TASK OBJECTIVE
Pick out each line with the word "marker" from the material that follows.

--- begin RECORD EXTRACTS ---

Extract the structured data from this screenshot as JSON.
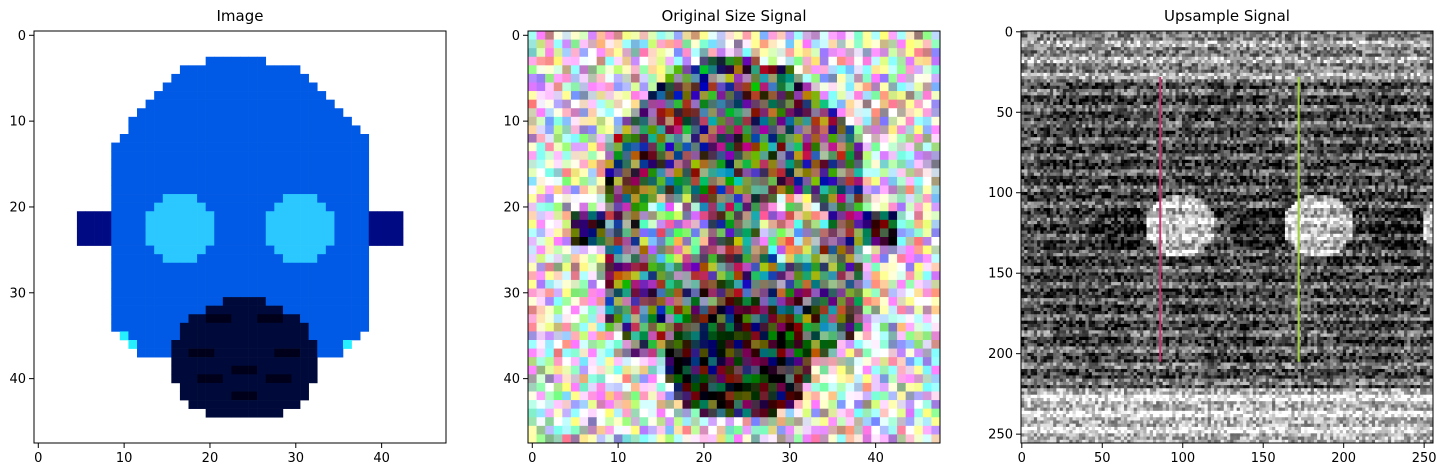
{
  "chart_data": [
    {
      "type": "heatmap",
      "title": "Image",
      "xlim": [
        -0.5,
        47.5
      ],
      "ylim": [
        47.5,
        -0.5
      ],
      "xticks": [
        0,
        10,
        20,
        30,
        40
      ],
      "yticks": [
        0,
        10,
        20,
        30,
        40
      ],
      "image_width": 48,
      "image_height": 48,
      "content": "pixel-art gas mask",
      "colors": {
        "background": "#ffffff",
        "mask": "#005ae6",
        "mask_edge": "#0018e0",
        "lens": "#2ac8ff",
        "side_strap": "#000a82",
        "filter": "#000a3a",
        "filter_holes": "#00001a",
        "cyan_edge": "#26f0ff"
      }
    },
    {
      "type": "heatmap",
      "title": "Original Size Signal",
      "xlim": [
        -0.5,
        47.5
      ],
      "ylim": [
        47.5,
        -0.5
      ],
      "xticks": [
        0,
        10,
        20,
        30,
        40
      ],
      "yticks": [
        0,
        10,
        20,
        30,
        40
      ],
      "image_width": 48,
      "image_height": 48,
      "content": "noisy RGB pixels over a faint mask silhouette"
    },
    {
      "type": "heatmap",
      "title": "Upsample Signal",
      "xlim": [
        -0.5,
        255.5
      ],
      "ylim": [
        255.5,
        -0.5
      ],
      "xticks": [
        0,
        50,
        100,
        150,
        200,
        250
      ],
      "yticks": [
        0,
        50,
        100,
        150,
        200,
        250
      ],
      "image_width": 256,
      "image_height": 256,
      "content": "grayscale textured image with three repeated mask shapes",
      "vertical_lines_x": [
        86,
        172
      ],
      "vertical_lines_y": [
        28,
        205
      ]
    }
  ]
}
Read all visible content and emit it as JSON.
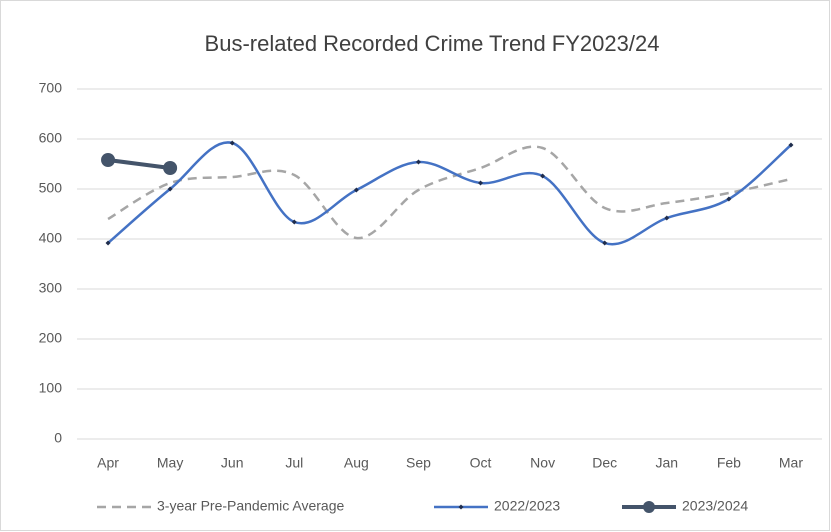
{
  "chart_data": {
    "type": "line",
    "title": "Bus-related Recorded Crime Trend FY2023/24",
    "categories": [
      "Apr",
      "May",
      "Jun",
      "Jul",
      "Aug",
      "Sep",
      "Oct",
      "Nov",
      "Dec",
      "Jan",
      "Feb",
      "Mar"
    ],
    "series": [
      {
        "name": "3-year Pre-Pandemic Average",
        "color": "#a6a6a6",
        "dashed": true,
        "marker": "none",
        "values": [
          440,
          512,
          524,
          528,
          402,
          498,
          542,
          582,
          462,
          472,
          492,
          520
        ]
      },
      {
        "name": "2022/2023",
        "color": "#4472c4",
        "dashed": false,
        "marker": "diamond",
        "values": [
          392,
          500,
          592,
          434,
          498,
          554,
          512,
          526,
          392,
          442,
          480,
          588
        ]
      },
      {
        "name": "2023/2024",
        "color": "#44546a",
        "dashed": false,
        "marker": "circle",
        "values": [
          558,
          542,
          null,
          null,
          null,
          null,
          null,
          null,
          null,
          null,
          null,
          null
        ]
      }
    ],
    "ylim": [
      0,
      700
    ],
    "yticks": [
      0,
      100,
      200,
      300,
      400,
      500,
      600,
      700
    ],
    "grid": true,
    "smooth": true,
    "legend": "bottom"
  }
}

--- end RECORD EXTRACTS ---

WRITTEN REPLY
        "marker": "none",
        "marker": "diamond",
        "marker": "circle",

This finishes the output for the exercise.